**Task requirements**
Go through the entries and say how many lines contain the string "title". The number is the whole answer.

**Information supplied**
────────────────────

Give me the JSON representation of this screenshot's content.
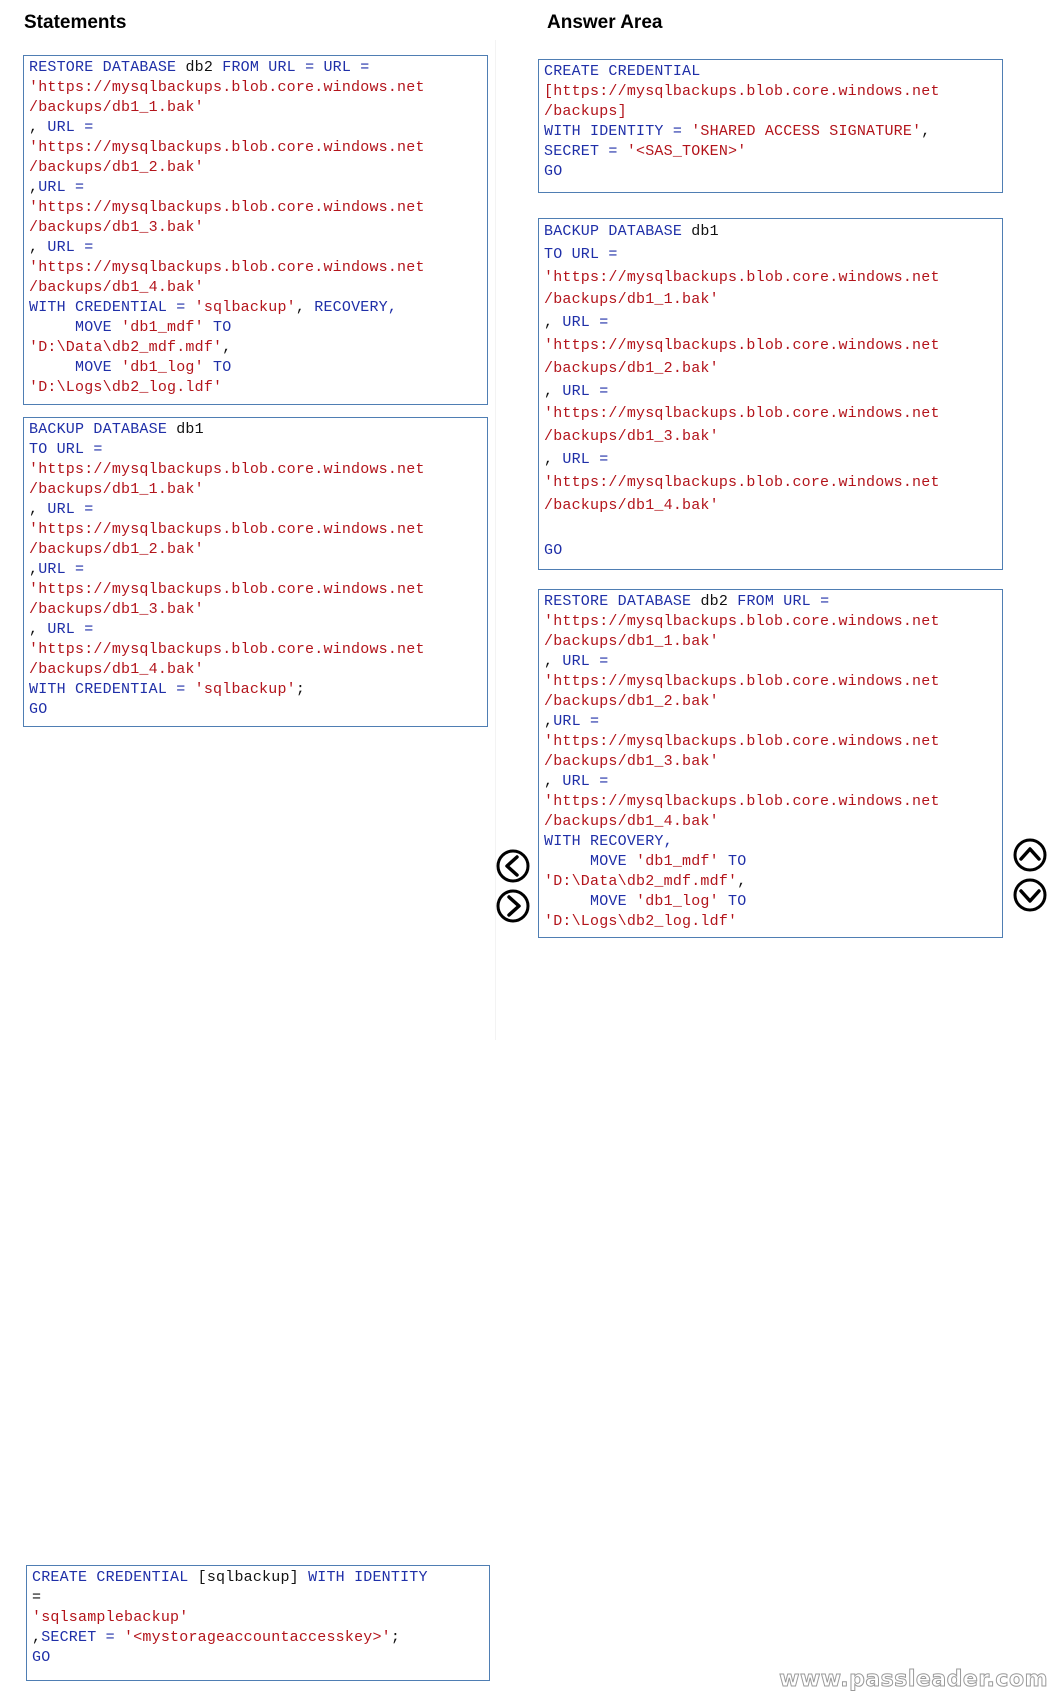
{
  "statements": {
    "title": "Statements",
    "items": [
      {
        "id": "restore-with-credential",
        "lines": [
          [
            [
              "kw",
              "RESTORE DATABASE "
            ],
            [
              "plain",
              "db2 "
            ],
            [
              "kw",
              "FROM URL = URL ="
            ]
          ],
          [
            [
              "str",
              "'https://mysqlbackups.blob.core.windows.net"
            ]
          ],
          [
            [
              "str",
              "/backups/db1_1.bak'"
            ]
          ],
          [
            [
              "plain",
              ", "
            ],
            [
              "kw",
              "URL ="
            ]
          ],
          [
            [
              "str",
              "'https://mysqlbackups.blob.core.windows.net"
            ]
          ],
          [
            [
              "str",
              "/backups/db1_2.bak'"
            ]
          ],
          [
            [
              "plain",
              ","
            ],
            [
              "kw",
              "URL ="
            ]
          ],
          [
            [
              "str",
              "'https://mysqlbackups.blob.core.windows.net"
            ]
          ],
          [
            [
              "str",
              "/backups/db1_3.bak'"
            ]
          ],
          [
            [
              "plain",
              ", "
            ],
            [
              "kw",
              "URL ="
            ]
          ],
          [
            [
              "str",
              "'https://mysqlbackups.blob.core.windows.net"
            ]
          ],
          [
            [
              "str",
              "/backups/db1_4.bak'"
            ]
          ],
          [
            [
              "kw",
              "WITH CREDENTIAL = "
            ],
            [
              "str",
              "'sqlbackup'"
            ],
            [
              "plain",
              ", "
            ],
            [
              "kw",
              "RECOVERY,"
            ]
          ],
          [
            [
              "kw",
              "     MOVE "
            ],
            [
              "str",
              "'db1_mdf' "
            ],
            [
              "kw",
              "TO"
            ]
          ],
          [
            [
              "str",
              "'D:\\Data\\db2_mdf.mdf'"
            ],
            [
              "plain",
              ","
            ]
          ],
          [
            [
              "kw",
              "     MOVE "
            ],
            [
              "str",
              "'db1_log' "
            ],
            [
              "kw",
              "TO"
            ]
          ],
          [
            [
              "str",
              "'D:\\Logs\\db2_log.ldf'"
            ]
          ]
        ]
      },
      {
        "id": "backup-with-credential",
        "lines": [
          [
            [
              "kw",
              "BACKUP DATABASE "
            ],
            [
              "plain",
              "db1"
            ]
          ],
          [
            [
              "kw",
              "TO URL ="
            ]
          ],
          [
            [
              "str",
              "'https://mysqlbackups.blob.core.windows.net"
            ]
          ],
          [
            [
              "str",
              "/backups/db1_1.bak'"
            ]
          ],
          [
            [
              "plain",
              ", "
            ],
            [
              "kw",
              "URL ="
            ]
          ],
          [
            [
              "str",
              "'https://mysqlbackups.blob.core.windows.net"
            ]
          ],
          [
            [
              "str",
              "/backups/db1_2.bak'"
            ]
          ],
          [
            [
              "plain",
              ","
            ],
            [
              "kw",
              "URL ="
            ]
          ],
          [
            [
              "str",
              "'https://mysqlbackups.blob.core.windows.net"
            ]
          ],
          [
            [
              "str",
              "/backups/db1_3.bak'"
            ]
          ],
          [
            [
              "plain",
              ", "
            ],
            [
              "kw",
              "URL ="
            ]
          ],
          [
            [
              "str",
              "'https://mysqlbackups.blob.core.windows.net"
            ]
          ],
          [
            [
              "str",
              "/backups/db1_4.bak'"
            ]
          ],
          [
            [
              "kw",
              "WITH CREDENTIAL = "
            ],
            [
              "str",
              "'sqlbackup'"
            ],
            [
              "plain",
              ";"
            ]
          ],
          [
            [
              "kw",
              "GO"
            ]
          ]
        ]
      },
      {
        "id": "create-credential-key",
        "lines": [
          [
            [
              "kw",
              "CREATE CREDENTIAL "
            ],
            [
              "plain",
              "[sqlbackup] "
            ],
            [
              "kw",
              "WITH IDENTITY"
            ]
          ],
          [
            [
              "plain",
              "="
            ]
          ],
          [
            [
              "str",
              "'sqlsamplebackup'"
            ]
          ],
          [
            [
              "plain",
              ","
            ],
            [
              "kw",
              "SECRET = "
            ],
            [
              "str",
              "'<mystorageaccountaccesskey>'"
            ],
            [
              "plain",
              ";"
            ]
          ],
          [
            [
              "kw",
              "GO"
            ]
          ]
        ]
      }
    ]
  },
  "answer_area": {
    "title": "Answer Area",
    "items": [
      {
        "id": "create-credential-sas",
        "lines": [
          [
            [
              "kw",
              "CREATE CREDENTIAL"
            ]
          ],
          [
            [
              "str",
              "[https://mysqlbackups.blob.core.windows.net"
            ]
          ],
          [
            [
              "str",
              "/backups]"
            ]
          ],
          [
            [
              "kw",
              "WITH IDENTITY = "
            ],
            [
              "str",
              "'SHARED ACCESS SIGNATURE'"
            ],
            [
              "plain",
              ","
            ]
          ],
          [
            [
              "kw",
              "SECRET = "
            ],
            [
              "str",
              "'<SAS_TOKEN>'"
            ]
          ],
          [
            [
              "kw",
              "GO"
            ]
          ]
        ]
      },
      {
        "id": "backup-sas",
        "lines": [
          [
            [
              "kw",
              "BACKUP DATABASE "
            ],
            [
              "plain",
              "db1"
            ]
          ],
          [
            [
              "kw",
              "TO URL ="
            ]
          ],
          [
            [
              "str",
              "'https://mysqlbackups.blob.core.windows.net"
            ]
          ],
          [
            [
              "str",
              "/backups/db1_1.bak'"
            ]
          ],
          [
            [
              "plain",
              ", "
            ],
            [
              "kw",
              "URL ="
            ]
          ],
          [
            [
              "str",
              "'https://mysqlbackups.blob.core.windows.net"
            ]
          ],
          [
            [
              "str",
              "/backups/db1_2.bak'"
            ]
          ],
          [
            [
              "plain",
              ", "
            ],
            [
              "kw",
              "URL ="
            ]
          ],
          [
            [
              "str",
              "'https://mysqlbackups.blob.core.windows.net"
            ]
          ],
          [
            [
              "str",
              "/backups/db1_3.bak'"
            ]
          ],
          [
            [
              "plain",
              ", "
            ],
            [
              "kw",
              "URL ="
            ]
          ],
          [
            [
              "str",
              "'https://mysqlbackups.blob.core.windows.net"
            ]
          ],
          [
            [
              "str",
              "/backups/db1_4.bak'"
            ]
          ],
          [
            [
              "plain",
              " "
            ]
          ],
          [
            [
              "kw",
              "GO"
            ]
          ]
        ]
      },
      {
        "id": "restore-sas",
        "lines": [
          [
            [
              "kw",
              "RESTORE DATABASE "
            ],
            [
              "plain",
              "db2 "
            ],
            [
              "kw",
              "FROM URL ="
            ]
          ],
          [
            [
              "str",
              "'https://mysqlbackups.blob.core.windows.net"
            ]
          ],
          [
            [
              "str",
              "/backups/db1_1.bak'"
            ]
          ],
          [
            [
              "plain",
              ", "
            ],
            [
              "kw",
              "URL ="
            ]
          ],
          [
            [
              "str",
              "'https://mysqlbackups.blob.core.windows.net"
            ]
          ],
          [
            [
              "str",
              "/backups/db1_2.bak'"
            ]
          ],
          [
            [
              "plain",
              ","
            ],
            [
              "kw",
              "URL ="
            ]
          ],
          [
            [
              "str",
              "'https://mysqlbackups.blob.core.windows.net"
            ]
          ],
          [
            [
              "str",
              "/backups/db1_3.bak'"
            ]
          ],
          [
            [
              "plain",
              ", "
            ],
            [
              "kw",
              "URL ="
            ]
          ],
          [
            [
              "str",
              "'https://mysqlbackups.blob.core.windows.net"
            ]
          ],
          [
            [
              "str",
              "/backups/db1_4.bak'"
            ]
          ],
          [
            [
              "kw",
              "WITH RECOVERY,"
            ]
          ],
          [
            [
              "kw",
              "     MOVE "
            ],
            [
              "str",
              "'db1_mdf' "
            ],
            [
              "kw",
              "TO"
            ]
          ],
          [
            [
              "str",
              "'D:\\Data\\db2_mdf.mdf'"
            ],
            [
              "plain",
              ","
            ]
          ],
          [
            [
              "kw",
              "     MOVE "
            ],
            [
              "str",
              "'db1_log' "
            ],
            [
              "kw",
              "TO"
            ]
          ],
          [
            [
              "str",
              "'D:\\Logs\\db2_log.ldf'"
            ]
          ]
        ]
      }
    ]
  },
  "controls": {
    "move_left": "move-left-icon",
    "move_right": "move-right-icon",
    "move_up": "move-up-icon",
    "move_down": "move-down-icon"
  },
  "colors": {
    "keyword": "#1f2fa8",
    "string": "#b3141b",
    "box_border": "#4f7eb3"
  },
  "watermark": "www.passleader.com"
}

────────────────────

**Reply to the exercise**
2